Problem to solve:
Search the material and gather each line with "JSON" in it.

Collected data entries

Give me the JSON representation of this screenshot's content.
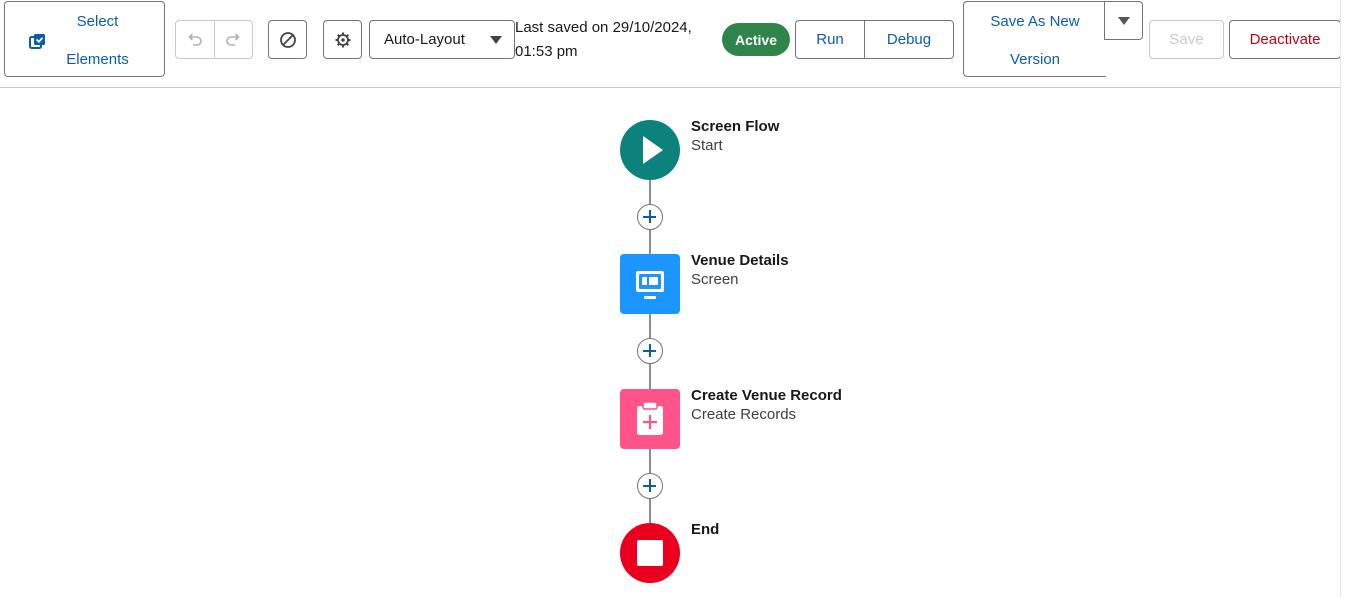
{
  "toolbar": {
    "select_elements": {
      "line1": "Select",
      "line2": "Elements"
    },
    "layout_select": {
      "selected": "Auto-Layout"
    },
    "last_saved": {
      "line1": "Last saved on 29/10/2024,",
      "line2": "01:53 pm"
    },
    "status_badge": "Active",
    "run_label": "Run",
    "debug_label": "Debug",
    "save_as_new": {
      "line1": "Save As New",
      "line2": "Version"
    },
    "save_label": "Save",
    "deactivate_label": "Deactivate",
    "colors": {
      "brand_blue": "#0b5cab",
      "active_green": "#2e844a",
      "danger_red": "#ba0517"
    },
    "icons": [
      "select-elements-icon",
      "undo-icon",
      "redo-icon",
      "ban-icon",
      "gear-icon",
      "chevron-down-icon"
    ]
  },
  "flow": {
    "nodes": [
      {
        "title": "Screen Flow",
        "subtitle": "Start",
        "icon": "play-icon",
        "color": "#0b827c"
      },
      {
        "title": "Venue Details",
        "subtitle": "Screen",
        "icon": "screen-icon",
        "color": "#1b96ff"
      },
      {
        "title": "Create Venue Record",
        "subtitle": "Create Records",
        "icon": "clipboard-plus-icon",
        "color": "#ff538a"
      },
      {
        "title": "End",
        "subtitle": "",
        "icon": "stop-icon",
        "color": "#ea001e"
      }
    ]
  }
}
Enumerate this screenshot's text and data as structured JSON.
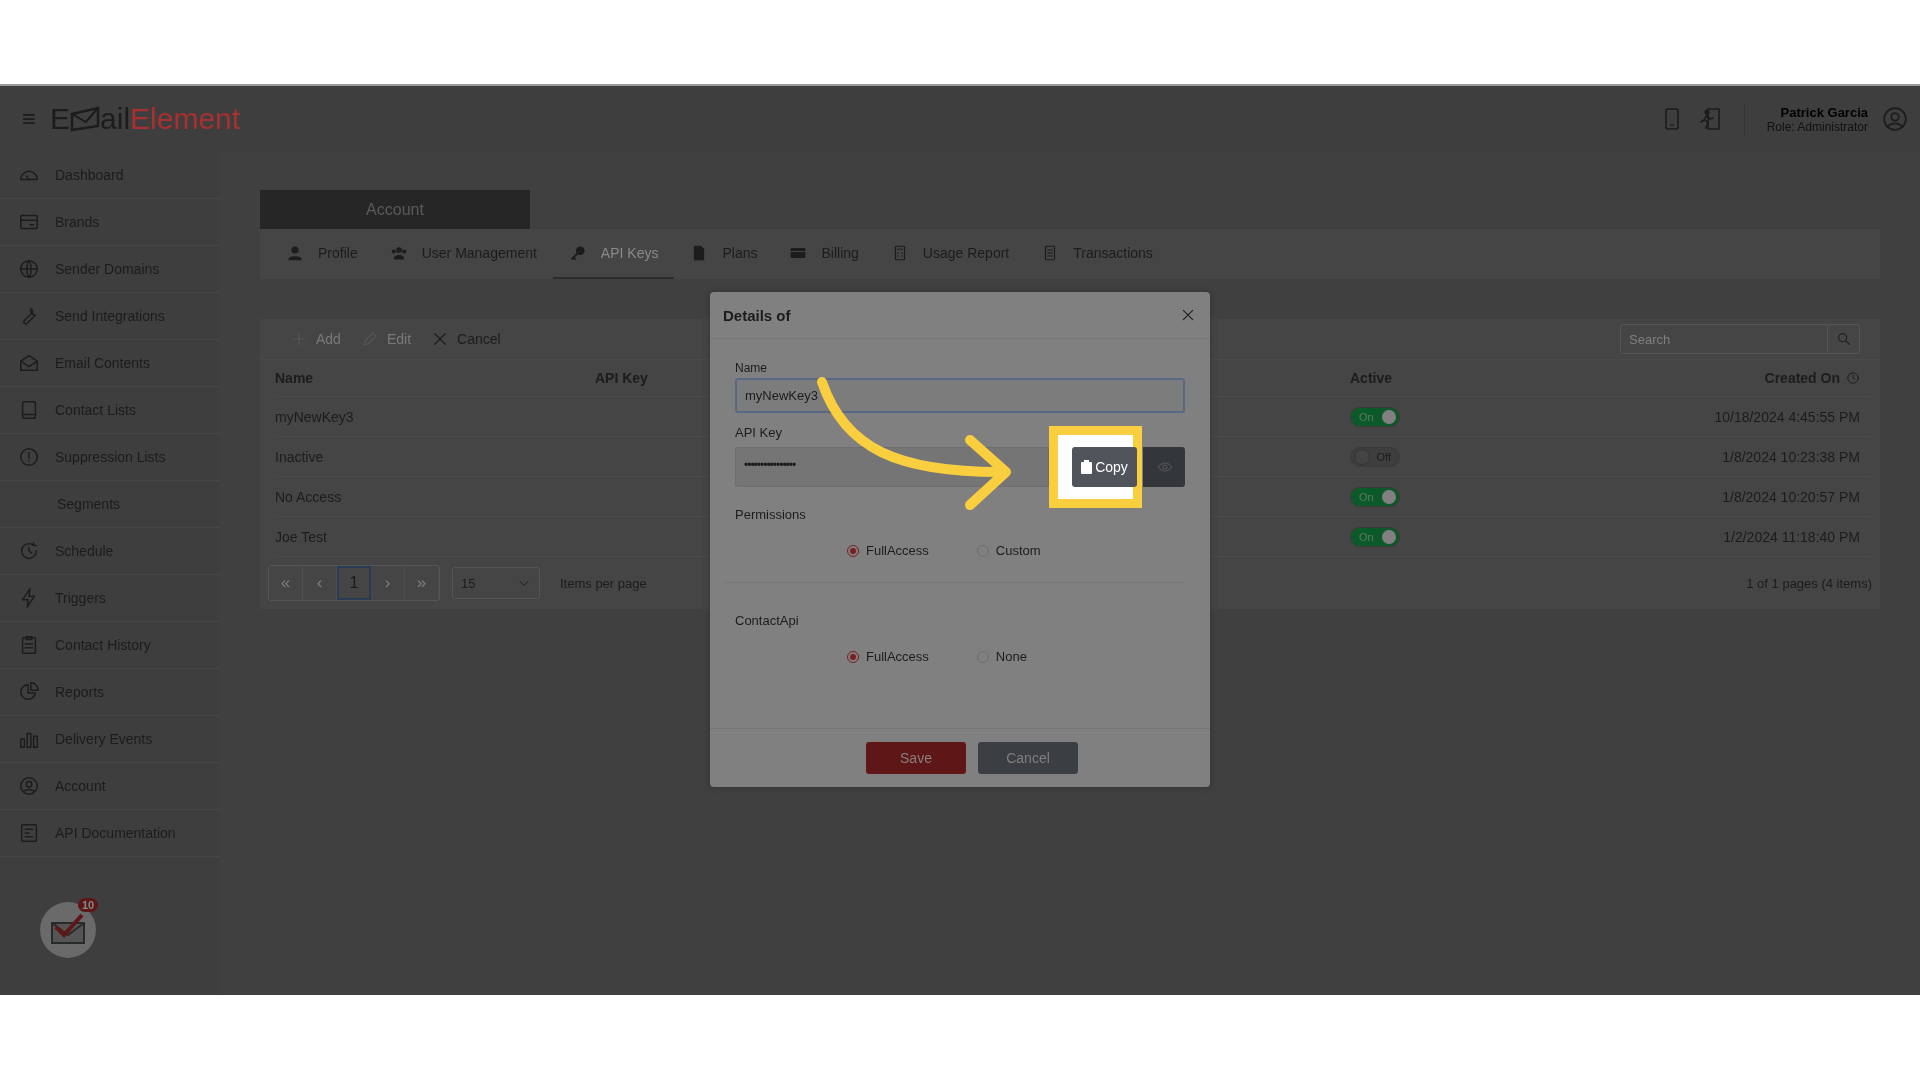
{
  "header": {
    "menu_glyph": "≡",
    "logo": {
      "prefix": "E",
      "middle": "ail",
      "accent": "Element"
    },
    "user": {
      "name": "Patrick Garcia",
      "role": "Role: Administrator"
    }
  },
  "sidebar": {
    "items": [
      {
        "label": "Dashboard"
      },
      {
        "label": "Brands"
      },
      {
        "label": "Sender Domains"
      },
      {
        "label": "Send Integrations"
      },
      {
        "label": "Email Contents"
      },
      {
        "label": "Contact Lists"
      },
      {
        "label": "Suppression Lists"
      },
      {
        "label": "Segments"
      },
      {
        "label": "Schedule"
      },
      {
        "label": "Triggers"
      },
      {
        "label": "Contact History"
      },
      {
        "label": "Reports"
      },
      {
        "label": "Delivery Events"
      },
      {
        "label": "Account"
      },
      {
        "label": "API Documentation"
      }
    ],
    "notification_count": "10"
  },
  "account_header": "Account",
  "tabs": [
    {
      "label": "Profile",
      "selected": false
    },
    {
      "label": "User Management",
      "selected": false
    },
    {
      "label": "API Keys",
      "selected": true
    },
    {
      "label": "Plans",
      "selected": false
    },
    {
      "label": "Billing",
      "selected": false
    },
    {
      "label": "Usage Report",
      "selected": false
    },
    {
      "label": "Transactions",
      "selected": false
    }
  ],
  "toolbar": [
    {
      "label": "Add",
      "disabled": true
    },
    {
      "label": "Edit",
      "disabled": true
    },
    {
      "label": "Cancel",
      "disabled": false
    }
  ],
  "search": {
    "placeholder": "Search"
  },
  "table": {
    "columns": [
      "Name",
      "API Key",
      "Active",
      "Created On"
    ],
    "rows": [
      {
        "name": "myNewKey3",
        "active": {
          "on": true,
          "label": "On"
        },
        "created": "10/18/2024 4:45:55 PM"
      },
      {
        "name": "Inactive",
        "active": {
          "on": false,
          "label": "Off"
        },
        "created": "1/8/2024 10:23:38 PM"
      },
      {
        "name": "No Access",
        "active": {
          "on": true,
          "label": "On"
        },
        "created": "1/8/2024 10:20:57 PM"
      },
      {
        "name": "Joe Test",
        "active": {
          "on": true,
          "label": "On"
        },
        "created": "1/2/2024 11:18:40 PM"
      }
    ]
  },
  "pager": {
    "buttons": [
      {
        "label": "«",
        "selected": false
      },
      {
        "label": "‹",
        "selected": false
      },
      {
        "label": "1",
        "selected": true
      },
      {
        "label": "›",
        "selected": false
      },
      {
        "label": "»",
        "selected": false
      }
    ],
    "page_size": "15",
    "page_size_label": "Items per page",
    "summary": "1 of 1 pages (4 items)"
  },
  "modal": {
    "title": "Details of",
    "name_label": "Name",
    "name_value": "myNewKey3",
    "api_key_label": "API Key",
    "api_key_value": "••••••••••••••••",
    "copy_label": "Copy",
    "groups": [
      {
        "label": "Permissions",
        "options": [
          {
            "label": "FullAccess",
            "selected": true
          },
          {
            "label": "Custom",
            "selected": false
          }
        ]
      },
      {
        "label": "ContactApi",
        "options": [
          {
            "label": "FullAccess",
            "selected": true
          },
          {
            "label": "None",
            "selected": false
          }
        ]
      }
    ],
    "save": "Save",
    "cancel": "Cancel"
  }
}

Reply:
Give me the JSON representation of this screenshot's content.
Enumerate this screenshot's text and data as structured JSON.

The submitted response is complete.